* Aim *
Every line that contains the word "Ländlicher" should be copied out.
** BEGIN **
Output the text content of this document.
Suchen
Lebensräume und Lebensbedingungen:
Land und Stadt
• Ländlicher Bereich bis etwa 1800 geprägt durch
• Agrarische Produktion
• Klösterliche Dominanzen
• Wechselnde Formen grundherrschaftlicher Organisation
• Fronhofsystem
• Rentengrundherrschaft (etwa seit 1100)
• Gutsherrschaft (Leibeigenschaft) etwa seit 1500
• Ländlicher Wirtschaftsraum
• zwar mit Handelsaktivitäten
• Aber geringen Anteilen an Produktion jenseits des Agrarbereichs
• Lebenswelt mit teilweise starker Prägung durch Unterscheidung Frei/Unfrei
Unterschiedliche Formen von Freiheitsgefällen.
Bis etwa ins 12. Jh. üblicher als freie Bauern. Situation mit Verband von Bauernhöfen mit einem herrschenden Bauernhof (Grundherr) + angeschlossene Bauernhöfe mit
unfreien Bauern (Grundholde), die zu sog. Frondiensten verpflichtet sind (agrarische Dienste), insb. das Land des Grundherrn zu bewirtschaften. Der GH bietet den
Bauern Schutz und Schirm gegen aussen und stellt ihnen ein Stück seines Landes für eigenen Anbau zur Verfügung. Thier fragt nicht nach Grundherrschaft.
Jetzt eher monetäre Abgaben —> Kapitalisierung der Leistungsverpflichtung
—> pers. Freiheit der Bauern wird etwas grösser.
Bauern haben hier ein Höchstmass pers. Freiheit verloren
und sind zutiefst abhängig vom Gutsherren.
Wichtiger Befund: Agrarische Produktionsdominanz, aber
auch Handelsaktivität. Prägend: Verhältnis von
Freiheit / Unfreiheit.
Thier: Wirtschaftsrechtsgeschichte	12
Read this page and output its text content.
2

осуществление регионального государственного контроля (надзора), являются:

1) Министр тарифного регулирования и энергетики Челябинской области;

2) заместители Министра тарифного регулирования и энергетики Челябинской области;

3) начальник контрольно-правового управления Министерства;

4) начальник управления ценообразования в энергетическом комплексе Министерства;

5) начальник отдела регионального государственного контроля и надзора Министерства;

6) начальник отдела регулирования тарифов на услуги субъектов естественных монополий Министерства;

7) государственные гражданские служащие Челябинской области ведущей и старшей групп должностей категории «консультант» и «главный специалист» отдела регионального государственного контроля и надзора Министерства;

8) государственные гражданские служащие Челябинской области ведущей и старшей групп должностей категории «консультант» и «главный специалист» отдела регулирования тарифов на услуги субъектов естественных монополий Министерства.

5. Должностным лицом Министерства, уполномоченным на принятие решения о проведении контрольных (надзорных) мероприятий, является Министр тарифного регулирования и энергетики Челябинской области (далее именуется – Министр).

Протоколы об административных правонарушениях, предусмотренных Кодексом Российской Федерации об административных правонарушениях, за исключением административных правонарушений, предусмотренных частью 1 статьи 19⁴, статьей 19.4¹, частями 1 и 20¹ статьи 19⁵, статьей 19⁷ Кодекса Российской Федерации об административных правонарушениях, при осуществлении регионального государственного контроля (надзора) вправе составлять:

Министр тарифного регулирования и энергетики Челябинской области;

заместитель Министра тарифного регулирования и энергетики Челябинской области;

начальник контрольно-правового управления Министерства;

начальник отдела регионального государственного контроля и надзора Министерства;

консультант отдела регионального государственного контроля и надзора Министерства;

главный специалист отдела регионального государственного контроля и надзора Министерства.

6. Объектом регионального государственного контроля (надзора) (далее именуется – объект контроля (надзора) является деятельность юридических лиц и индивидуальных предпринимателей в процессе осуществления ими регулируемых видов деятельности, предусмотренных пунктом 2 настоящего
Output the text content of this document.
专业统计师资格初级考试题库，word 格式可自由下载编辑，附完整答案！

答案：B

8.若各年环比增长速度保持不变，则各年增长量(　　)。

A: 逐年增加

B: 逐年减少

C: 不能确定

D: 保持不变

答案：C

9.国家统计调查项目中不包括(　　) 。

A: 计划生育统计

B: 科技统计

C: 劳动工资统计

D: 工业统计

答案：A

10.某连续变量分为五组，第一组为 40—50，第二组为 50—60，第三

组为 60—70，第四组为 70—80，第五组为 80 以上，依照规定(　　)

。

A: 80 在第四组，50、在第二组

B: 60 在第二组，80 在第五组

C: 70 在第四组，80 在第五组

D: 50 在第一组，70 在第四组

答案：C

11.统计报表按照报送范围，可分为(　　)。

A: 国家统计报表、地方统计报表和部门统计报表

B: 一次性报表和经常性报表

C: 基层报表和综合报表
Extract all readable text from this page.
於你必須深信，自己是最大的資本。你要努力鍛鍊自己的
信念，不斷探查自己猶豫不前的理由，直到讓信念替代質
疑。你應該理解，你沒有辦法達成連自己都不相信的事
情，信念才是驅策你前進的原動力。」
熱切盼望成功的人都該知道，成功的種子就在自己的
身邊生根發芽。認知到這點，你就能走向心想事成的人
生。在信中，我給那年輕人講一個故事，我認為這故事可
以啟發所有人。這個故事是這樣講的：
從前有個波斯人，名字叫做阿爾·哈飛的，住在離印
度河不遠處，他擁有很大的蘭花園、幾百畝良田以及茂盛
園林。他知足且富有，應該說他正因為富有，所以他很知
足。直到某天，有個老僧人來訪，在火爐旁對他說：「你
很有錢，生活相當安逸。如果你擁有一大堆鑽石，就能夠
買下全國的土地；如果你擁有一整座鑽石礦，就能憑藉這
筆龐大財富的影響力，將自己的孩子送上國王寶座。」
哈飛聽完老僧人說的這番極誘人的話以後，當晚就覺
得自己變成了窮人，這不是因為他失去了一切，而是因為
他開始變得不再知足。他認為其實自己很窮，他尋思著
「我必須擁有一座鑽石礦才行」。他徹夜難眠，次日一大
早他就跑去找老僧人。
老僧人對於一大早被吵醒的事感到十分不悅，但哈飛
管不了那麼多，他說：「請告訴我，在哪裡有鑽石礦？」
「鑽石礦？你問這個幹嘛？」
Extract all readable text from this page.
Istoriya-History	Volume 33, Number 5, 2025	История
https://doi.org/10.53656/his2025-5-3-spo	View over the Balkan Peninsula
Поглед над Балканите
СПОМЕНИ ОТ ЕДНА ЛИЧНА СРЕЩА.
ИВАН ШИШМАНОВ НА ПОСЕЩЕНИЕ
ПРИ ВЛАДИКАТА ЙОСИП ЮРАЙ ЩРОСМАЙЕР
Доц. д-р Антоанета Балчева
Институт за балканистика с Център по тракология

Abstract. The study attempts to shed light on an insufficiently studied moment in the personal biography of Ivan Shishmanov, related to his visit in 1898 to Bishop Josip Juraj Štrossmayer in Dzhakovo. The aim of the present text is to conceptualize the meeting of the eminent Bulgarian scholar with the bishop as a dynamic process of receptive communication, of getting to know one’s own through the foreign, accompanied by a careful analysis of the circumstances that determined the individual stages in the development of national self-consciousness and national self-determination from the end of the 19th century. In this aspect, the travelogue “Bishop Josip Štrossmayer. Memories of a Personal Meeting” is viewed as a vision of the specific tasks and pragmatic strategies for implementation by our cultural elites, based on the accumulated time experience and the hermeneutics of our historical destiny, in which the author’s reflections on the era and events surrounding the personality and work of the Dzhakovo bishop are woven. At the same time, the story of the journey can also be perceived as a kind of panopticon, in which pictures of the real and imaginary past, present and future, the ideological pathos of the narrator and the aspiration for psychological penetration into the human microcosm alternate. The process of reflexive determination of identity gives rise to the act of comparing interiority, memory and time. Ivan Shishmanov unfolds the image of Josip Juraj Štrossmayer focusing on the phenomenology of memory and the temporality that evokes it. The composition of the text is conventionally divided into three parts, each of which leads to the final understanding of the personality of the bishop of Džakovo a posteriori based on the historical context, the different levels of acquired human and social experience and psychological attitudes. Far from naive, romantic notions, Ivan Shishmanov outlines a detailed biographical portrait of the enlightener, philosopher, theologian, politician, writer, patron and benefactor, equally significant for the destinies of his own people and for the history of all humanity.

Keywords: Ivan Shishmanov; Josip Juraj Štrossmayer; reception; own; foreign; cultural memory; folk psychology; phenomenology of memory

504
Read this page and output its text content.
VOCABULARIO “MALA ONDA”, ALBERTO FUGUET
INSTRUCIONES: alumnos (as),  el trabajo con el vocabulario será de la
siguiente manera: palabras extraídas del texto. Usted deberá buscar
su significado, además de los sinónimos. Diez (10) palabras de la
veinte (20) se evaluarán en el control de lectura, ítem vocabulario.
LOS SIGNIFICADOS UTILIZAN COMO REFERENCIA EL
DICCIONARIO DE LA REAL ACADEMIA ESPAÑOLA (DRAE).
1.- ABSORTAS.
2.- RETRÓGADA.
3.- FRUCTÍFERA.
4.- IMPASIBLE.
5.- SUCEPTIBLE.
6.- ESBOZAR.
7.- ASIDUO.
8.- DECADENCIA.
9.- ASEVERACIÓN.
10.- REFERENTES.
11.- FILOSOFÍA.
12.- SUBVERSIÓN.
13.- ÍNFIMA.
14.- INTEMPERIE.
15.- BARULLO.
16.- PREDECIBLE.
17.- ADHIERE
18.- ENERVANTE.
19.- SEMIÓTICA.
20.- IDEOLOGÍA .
** END **
* Correct answer *
• Ländlicher Bereich bis etwa 1800 geprägt durch
• Ländlicher Wirtschaftsraum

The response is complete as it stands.